-------- Record set

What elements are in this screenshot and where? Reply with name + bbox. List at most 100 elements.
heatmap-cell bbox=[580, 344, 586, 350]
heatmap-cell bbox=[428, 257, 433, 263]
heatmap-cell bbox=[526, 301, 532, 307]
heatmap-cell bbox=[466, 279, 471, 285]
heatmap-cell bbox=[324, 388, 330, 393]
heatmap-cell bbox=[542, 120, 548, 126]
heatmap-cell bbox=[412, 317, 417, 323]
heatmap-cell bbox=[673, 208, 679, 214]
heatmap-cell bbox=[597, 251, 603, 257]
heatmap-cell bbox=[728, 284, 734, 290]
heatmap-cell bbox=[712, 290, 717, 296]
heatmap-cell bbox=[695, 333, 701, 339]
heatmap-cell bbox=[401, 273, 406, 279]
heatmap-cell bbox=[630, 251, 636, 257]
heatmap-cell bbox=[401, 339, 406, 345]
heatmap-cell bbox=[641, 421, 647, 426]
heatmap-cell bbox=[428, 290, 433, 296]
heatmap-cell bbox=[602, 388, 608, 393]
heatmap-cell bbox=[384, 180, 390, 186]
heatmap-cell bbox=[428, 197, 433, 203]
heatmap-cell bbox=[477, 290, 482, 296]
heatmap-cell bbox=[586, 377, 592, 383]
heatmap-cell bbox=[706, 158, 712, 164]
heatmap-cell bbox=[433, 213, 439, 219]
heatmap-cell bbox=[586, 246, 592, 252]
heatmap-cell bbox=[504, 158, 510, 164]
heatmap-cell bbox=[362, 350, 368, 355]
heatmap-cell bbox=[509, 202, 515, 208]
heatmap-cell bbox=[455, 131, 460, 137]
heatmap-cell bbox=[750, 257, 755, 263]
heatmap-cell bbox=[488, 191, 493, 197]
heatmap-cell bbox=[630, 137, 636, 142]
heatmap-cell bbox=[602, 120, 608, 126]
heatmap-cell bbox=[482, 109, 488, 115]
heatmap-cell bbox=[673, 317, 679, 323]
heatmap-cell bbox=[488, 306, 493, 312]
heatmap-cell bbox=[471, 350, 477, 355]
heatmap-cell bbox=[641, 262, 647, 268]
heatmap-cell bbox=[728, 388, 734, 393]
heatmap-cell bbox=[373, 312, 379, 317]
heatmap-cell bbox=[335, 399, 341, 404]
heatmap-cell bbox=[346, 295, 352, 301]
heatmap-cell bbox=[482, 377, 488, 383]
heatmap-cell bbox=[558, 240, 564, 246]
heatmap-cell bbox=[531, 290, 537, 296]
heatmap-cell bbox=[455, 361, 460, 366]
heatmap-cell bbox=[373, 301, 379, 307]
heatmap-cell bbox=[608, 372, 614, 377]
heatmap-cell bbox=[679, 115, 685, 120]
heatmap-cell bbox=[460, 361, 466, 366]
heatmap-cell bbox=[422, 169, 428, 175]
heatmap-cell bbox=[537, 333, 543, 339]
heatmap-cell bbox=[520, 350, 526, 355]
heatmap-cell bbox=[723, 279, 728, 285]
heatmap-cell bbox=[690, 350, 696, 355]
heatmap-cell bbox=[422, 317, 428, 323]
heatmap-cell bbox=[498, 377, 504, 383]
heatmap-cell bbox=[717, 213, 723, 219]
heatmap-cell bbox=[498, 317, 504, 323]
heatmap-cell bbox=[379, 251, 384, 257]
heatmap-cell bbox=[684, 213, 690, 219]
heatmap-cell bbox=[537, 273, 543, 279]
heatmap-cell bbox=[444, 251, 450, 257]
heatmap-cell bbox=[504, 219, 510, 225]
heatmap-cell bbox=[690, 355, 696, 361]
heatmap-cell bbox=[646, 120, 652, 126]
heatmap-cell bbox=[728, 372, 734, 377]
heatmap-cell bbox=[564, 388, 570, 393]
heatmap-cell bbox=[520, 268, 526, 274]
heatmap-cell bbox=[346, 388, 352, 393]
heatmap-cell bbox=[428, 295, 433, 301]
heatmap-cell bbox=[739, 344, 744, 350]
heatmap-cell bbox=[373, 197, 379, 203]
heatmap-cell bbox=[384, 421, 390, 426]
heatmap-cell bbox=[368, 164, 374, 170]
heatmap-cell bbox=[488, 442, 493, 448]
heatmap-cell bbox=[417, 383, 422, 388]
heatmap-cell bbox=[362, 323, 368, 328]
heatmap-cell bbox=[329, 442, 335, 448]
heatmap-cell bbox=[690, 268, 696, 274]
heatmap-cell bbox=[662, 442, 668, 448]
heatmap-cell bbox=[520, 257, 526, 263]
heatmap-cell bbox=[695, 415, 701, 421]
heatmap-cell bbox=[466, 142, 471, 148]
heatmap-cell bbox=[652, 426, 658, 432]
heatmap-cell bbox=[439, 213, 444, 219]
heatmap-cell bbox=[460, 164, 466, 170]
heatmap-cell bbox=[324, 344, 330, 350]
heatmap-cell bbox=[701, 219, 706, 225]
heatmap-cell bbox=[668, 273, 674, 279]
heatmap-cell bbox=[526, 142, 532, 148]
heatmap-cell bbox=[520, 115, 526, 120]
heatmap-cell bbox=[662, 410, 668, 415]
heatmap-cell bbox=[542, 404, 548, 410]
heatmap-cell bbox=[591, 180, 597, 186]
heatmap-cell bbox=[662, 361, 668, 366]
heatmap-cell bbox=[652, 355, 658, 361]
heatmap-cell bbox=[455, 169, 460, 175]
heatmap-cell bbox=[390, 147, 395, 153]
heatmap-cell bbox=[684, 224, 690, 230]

----------------

Exercise requirements: Arrange the lines above as a numbered list, starting with the first line and ending with the line containing "heatmap-cell bbox=[728, 284, 734, 290]", with both included. Omit any blank lines.

Exercise response:
1. What elements are in this screenshot and where? Reply with name + bbox. List at most 100 elements.
2. heatmap-cell bbox=[580, 344, 586, 350]
3. heatmap-cell bbox=[428, 257, 433, 263]
4. heatmap-cell bbox=[526, 301, 532, 307]
5. heatmap-cell bbox=[466, 279, 471, 285]
6. heatmap-cell bbox=[324, 388, 330, 393]
7. heatmap-cell bbox=[542, 120, 548, 126]
8. heatmap-cell bbox=[412, 317, 417, 323]
9. heatmap-cell bbox=[673, 208, 679, 214]
10. heatmap-cell bbox=[597, 251, 603, 257]
11. heatmap-cell bbox=[728, 284, 734, 290]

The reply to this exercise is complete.